◆ GIVEN INSTRUCTION ◆
Of the lines in the listing, how many include the string "distance"? Write the number and nothing else.
[start LISTED ENTRIES]
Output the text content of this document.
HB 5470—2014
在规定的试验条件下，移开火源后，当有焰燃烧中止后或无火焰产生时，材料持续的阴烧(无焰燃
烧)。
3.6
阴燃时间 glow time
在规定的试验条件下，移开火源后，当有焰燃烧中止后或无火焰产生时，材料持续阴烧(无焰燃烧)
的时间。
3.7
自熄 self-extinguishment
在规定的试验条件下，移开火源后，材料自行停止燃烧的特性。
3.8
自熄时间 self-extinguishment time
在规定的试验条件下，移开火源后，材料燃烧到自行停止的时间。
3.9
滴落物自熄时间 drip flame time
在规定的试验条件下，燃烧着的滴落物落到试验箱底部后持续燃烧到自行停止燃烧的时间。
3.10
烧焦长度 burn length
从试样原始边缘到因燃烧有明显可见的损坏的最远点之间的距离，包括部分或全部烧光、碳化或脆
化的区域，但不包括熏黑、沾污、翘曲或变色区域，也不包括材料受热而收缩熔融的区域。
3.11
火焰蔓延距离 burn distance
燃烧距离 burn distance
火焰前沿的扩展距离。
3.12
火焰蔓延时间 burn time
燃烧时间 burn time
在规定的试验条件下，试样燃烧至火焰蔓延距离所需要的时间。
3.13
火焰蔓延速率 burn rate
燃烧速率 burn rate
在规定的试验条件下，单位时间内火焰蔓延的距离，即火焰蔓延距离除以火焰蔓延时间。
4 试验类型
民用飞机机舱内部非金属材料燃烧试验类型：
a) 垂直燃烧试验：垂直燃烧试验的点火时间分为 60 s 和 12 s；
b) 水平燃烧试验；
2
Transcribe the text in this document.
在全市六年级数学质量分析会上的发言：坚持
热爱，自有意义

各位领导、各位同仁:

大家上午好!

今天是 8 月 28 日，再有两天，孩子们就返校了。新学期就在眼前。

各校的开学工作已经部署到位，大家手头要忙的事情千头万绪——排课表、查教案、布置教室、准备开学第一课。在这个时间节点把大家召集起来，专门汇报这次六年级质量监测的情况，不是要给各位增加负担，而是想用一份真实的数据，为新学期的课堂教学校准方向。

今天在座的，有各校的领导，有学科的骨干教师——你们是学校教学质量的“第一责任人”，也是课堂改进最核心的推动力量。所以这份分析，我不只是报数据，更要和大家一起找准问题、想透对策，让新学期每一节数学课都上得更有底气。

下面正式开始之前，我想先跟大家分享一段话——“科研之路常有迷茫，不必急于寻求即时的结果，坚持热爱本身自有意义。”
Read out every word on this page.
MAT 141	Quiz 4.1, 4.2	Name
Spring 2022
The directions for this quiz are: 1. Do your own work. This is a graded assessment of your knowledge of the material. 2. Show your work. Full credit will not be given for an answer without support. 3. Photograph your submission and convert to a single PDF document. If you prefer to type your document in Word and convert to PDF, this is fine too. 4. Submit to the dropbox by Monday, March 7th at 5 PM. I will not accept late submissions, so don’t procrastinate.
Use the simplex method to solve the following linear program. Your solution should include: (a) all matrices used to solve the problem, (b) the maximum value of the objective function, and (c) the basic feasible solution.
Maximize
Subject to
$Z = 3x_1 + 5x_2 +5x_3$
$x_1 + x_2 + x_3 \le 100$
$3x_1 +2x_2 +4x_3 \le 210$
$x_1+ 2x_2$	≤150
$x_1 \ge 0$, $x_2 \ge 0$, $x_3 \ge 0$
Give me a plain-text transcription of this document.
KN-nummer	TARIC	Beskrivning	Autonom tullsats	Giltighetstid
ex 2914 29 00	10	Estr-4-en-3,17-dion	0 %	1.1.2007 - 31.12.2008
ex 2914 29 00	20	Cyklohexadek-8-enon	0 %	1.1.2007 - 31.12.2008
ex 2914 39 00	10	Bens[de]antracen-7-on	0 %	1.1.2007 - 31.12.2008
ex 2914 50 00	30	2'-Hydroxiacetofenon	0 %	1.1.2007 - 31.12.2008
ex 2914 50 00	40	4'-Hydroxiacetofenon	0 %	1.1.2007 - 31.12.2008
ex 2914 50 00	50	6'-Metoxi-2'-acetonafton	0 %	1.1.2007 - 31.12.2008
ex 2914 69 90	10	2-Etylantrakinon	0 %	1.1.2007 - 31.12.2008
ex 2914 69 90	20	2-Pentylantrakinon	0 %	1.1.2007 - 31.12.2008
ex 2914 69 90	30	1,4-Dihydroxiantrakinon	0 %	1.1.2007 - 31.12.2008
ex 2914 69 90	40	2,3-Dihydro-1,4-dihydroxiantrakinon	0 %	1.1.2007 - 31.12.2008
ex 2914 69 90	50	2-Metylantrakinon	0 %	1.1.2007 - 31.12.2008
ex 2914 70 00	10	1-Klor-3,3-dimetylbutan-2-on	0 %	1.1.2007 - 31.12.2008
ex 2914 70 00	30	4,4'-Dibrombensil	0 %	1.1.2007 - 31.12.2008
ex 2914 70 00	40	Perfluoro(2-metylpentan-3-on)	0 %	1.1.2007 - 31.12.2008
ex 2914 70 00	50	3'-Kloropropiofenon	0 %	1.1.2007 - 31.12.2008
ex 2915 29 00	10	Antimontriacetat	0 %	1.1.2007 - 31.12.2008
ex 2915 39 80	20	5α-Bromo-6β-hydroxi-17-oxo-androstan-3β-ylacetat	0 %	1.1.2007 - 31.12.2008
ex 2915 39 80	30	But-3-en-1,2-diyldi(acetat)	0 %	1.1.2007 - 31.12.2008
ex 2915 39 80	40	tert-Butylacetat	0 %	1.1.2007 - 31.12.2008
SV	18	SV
[end LISTED ENTRIES]
◆ SOLUTION FOR THIS TASK ◆
2